### TASK DIRECTIONS
Omit any picture, and return the remaining data exactly as written.

### TASK DATA
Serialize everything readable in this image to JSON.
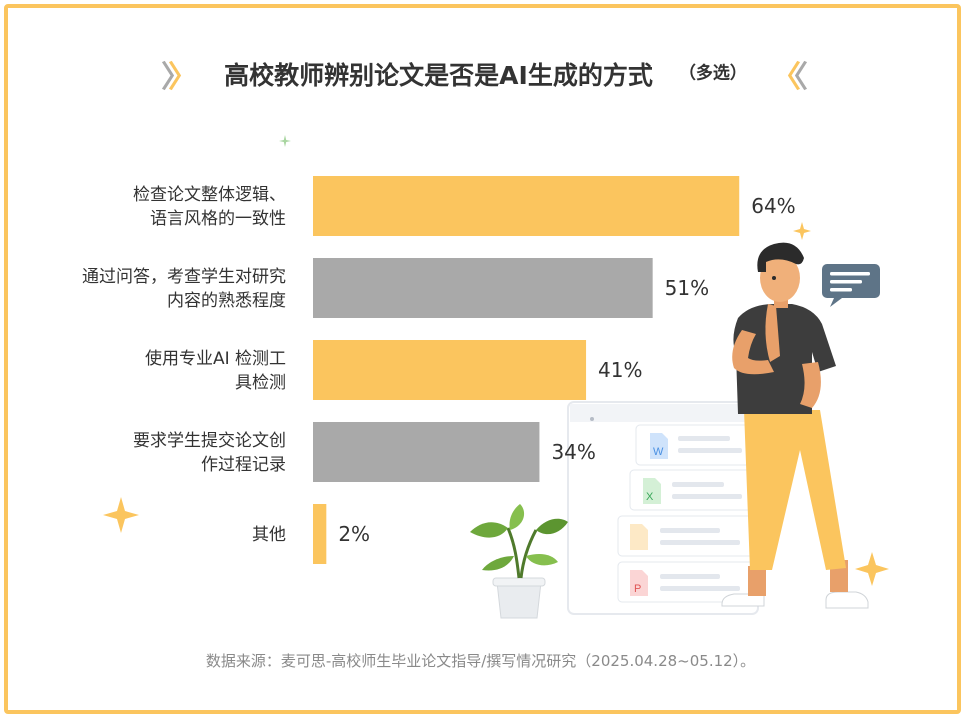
{
  "title": "高校教师辨别论文是否是AI生成的方式",
  "subtitle": "（多选）",
  "source": "数据来源：麦可思-高校师生毕业论文指导/撰写情况研究（2025.04.28~05.12）。",
  "colors": {
    "accent": "#fbc55e",
    "gray": "#a9a9a9",
    "text": "#333333",
    "source": "#8a8a8a"
  },
  "chart_data": {
    "type": "bar",
    "orientation": "horizontal",
    "unit": "%",
    "xlim": [
      0,
      100
    ],
    "categories": [
      [
        "检查论文整体逻辑、",
        "语言风格的一致性"
      ],
      [
        "通过问答，考查学生对研究",
        "内容的熟悉程度"
      ],
      [
        "使用专业AI 检测工",
        "具检测"
      ],
      [
        "要求学生提交论文创",
        "作过程记录"
      ],
      [
        "其他"
      ]
    ],
    "values": [
      64,
      51,
      41,
      34,
      2
    ],
    "value_labels": [
      "64%",
      "51%",
      "41%",
      "34%",
      "2%"
    ],
    "bar_colors": [
      "#fbc55e",
      "#a9a9a9",
      "#fbc55e",
      "#a9a9a9",
      "#fbc55e"
    ],
    "grid": false,
    "legend": "none"
  },
  "illustration": {
    "icons": [
      "sparkle-icon",
      "chat-bubble-icon",
      "word-file-icon",
      "excel-file-icon",
      "pdf-file-icon",
      "plant-icon",
      "thinking-person-icon"
    ]
  }
}
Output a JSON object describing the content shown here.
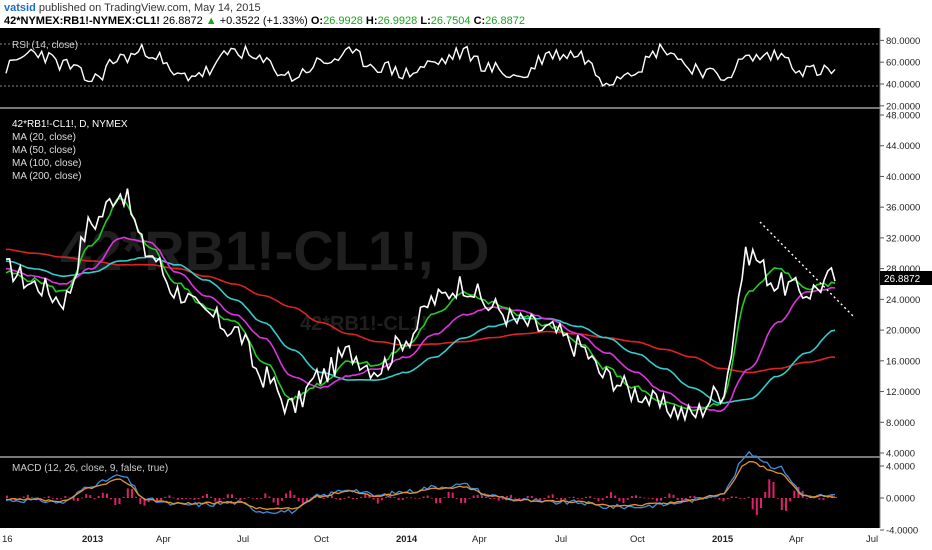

### EXERCISE OUTPUT
Serialize everything readable in this image to JSON.
{
  "title": "高校教师辨别论文是否是AI生成的方式",
  "subtitle": "（多选）",
  "source": "数据来源：麦可思-高校师生毕业论文指导/撰写情况研究（2025.04.28~05.12）。",
  "colors": {
    "accent": "#fbc55e",
    "gray": "#a9a9a9",
    "text": "#333333",
    "source": "#8a8a8a"
  },
  "chart_data": {
    "type": "bar",
    "orientation": "horizontal",
    "unit": "%",
    "xlim": [
      0,
      100
    ],
    "categories": [
      [
        "检查论文整体逻辑、",
        "语言风格的一致性"
      ],
      [
        "通过问答，考查学生对研究",
        "内容的熟悉程度"
      ],
      [
        "使用专业AI 检测工",
        "具检测"
      ],
      [
        "要求学生提交论文创",
        "作过程记录"
      ],
      [
        "其他"
      ]
    ],
    "values": [
      64,
      51,
      41,
      34,
      2
    ],
    "value_labels": [
      "64%",
      "51%",
      "41%",
      "34%",
      "2%"
    ],
    "bar_colors": [
      "#fbc55e",
      "#a9a9a9",
      "#fbc55e",
      "#a9a9a9",
      "#fbc55e"
    ],
    "grid": false,
    "legend": "none"
  },
  "illustration": {
    "icons": [
      "sparkle-icon",
      "chat-bubble-icon",
      "word-file-icon",
      "excel-file-icon",
      "pdf-file-icon",
      "plant-icon",
      "thinking-person-icon"
    ]
  }
}
Output a JSON object describing the content shown here.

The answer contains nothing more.